■ **EXERCISE REQUIREMENTS**:
Reproduce every line of the listing below verbatim.

(Portion of a data file)
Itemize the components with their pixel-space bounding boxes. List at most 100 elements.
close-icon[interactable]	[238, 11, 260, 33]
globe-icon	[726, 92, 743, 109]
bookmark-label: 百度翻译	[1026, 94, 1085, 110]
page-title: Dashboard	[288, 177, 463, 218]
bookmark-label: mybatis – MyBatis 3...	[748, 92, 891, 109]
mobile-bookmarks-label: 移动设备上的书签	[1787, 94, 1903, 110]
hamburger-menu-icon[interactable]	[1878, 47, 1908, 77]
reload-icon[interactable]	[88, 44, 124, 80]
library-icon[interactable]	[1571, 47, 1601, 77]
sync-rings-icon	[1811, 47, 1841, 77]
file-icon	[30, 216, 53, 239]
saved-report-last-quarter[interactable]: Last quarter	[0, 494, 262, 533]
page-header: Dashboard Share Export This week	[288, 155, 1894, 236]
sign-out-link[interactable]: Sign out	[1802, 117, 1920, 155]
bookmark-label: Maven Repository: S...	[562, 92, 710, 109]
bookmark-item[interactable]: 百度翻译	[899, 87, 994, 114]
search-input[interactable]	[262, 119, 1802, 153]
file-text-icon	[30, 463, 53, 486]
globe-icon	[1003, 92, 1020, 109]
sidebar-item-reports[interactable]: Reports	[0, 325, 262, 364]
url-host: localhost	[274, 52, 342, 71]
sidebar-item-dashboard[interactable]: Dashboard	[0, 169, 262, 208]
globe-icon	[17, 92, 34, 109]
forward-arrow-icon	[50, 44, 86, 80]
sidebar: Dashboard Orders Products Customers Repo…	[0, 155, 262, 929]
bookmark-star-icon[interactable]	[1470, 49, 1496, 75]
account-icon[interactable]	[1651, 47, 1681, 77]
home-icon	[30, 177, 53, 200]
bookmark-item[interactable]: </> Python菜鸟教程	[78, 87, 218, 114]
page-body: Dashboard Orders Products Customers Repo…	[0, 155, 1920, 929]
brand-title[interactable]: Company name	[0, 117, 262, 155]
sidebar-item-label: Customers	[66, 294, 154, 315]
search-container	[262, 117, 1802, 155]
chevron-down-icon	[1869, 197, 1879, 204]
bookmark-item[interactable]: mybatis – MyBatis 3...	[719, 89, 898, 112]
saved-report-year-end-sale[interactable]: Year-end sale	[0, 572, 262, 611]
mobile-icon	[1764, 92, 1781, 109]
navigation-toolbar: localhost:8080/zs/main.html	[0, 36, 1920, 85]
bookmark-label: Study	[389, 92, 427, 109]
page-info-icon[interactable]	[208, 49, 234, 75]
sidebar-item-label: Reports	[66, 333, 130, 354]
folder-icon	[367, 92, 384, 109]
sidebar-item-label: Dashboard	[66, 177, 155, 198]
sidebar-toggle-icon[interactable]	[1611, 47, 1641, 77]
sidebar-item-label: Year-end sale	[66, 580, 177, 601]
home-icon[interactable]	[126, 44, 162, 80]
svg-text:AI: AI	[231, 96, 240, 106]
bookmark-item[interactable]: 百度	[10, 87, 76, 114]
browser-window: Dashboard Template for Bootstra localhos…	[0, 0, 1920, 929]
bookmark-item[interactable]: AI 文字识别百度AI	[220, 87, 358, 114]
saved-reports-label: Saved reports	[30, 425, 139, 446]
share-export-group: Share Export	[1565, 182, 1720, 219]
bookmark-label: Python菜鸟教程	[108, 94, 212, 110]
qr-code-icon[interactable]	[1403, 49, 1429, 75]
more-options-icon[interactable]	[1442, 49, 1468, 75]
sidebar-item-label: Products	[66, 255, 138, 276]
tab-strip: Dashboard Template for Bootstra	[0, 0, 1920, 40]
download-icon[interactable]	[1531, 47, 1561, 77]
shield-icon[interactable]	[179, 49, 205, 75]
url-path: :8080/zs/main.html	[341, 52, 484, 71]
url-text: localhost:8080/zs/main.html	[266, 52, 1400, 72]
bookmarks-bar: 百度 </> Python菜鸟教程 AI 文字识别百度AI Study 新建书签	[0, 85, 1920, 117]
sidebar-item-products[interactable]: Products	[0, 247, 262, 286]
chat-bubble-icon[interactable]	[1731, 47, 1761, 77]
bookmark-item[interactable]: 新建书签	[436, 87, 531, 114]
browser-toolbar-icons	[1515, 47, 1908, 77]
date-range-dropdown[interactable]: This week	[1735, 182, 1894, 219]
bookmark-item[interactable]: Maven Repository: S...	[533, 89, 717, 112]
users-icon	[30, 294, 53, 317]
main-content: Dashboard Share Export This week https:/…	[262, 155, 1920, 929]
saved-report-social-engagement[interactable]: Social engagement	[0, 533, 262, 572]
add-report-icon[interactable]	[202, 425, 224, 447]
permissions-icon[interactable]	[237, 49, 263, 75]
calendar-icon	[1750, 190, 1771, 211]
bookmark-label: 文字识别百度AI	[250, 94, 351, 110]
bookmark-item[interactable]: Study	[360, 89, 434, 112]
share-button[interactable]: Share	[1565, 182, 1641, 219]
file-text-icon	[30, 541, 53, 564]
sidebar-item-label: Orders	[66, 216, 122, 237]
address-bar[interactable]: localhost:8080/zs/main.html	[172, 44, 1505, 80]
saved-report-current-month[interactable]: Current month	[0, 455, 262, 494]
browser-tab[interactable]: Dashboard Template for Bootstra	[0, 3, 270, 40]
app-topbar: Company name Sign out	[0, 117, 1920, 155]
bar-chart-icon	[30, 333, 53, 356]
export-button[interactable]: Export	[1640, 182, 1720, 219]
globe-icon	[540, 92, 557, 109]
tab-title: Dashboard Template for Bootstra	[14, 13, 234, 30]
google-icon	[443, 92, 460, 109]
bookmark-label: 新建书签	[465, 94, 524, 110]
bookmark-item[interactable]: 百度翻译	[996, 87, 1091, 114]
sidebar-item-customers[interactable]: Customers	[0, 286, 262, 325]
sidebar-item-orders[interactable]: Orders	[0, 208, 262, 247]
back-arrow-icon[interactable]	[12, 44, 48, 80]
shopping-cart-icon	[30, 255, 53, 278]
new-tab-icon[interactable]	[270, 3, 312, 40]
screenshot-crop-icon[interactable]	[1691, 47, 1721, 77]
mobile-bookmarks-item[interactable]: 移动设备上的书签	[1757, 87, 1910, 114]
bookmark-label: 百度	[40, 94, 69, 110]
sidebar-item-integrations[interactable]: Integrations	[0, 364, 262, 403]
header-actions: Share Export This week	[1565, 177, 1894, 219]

■ **SOLVED PROBLEM**:
Itemize the components with their pixel-space bounding boxes. List at most 100 elements.
close-icon[interactable]	[238, 11, 260, 33]
globe-icon	[726, 92, 743, 109]
bookmark-label: 百度翻译	[1026, 94, 1085, 110]
page-title: Dashboard	[288, 177, 463, 218]
bookmark-label: mybatis – MyBatis 3...	[748, 92, 891, 109]
mobile-bookmarks-label: 移动设备上的书签	[1787, 94, 1903, 110]
hamburger-menu-icon[interactable]	[1878, 47, 1908, 77]
reload-icon[interactable]	[88, 44, 124, 80]
library-icon[interactable]	[1571, 47, 1601, 77]
sync-rings-icon	[1811, 47, 1841, 77]
file-icon	[30, 216, 53, 239]
saved-report-last-quarter[interactable]: Last quarter	[0, 494, 262, 533]
page-header: Dashboard Share Export This week	[288, 155, 1894, 236]
sign-out-link[interactable]: Sign out	[1802, 117, 1920, 155]
bookmark-label: Maven Repository: S...	[562, 92, 710, 109]
bookmark-item[interactable]: 百度翻译	[899, 87, 994, 114]
search-input[interactable]	[262, 119, 1802, 153]
file-text-icon	[30, 463, 53, 486]
globe-icon	[1003, 92, 1020, 109]
sidebar-item-reports[interactable]: Reports	[0, 325, 262, 364]
url-host: localhost	[274, 52, 342, 71]
sidebar-item-dashboard[interactable]: Dashboard	[0, 169, 262, 208]
globe-icon	[17, 92, 34, 109]
forward-arrow-icon	[50, 44, 86, 80]
sidebar: Dashboard Orders Products Customers Repo…	[0, 155, 262, 929]
bookmark-star-icon[interactable]	[1470, 49, 1496, 75]
account-icon[interactable]	[1651, 47, 1681, 77]
home-icon	[30, 177, 53, 200]
bookmark-item[interactable]: </> Python菜鸟教程	[78, 87, 218, 114]
page-body: Dashboard Orders Products Customers Repo…	[0, 155, 1920, 929]
brand-title[interactable]: Company name	[0, 117, 262, 155]
sidebar-item-label: Customers	[66, 294, 154, 315]
search-container	[262, 117, 1802, 155]
chevron-down-icon	[1869, 197, 1879, 204]
bookmark-item[interactable]: mybatis – MyBatis 3...	[719, 89, 898, 112]
saved-report-year-end-sale[interactable]: Year-end sale	[0, 572, 262, 611]
mobile-icon	[1764, 92, 1781, 109]
navigation-toolbar: localhost:8080/zs/main.html	[0, 36, 1920, 85]
bookmark-label: Study	[389, 92, 427, 109]
page-info-icon[interactable]	[208, 49, 234, 75]
sidebar-item-label: Reports	[66, 333, 130, 354]
folder-icon	[367, 92, 384, 109]
sidebar-item-label: Dashboard	[66, 177, 155, 198]
sidebar-toggle-icon[interactable]	[1611, 47, 1641, 77]
sidebar-item-label: Year-end sale	[66, 580, 177, 601]
home-icon[interactable]	[126, 44, 162, 80]
svg-text:AI: AI	[231, 96, 240, 106]
bookmark-item[interactable]: 百度	[10, 87, 76, 114]
browser-window: Dashboard Template for Bootstra localhos…	[0, 0, 1920, 929]
bookmark-item[interactable]: AI 文字识别百度AI	[220, 87, 358, 114]
saved-reports-label: Saved reports	[30, 425, 139, 446]
share-export-group: Share Export	[1565, 182, 1720, 219]
bookmark-label: Python菜鸟教程	[108, 94, 212, 110]
qr-code-icon[interactable]	[1403, 49, 1429, 75]
more-options-icon[interactable]	[1442, 49, 1468, 75]
sidebar-item-label: Products	[66, 255, 138, 276]
tab-strip: Dashboard Template for Bootstra	[0, 0, 1920, 40]
download-icon[interactable]	[1531, 47, 1561, 77]
shield-icon[interactable]	[179, 49, 205, 75]
url-path: :8080/zs/main.html	[341, 52, 484, 71]
url-text: localhost:8080/zs/main.html	[266, 52, 1400, 72]
bookmarks-bar: 百度 </> Python菜鸟教程 AI 文字识别百度AI Study 新建书签	[0, 85, 1920, 117]
sidebar-item-products[interactable]: Products	[0, 247, 262, 286]
chat-bubble-icon[interactable]	[1731, 47, 1761, 77]
bookmark-item[interactable]: 新建书签	[436, 87, 531, 114]
browser-toolbar-icons	[1515, 47, 1908, 77]
date-range-dropdown[interactable]: This week	[1735, 182, 1894, 219]
bookmark-item[interactable]: Maven Repository: S...	[533, 89, 717, 112]
users-icon	[30, 294, 53, 317]
main-content: Dashboard Share Export This week https:/…	[262, 155, 1920, 929]
saved-report-social-engagement[interactable]: Social engagement	[0, 533, 262, 572]
add-report-icon[interactable]	[202, 425, 224, 447]
permissions-icon[interactable]	[237, 49, 263, 75]
calendar-icon	[1750, 190, 1771, 211]
bookmark-label: 文字识别百度AI	[250, 94, 351, 110]
bookmark-item[interactable]: Study	[360, 89, 434, 112]
share-button[interactable]: Share	[1565, 182, 1641, 219]
file-text-icon	[30, 541, 53, 564]
sidebar-item-label: Orders	[66, 216, 122, 237]
address-bar[interactable]: localhost:8080/zs/main.html	[172, 44, 1505, 80]
saved-report-current-month[interactable]: Current month	[0, 455, 262, 494]
browser-tab[interactable]: Dashboard Template for Bootstra	[0, 3, 270, 40]
app-topbar: Company name Sign out	[0, 117, 1920, 155]
bar-chart-icon	[30, 333, 53, 356]
export-button[interactable]: Export	[1640, 182, 1720, 219]
globe-icon	[540, 92, 557, 109]
tab-title: Dashboard Template for Bootstra	[14, 13, 234, 30]
google-icon	[443, 92, 460, 109]
bookmark-label: 新建书签	[465, 94, 524, 110]
bookmark-item[interactable]: 百度翻译	[996, 87, 1091, 114]
sidebar-item-customers[interactable]: Customers	[0, 286, 262, 325]
sidebar-item-orders[interactable]: Orders	[0, 208, 262, 247]
back-arrow-icon[interactable]	[12, 44, 48, 80]
shopping-cart-icon	[30, 255, 53, 278]
new-tab-icon[interactable]	[270, 3, 312, 40]
screenshot-crop-icon[interactable]	[1691, 47, 1721, 77]
mobile-bookmarks-item[interactable]: 移动设备上的书签	[1757, 87, 1910, 114]
bookmark-label: 百度	[40, 94, 69, 110]
sidebar-item-integrations[interactable]: Integrations	[0, 364, 262, 403]
header-actions: Share Export This week	[1565, 177, 1894, 219]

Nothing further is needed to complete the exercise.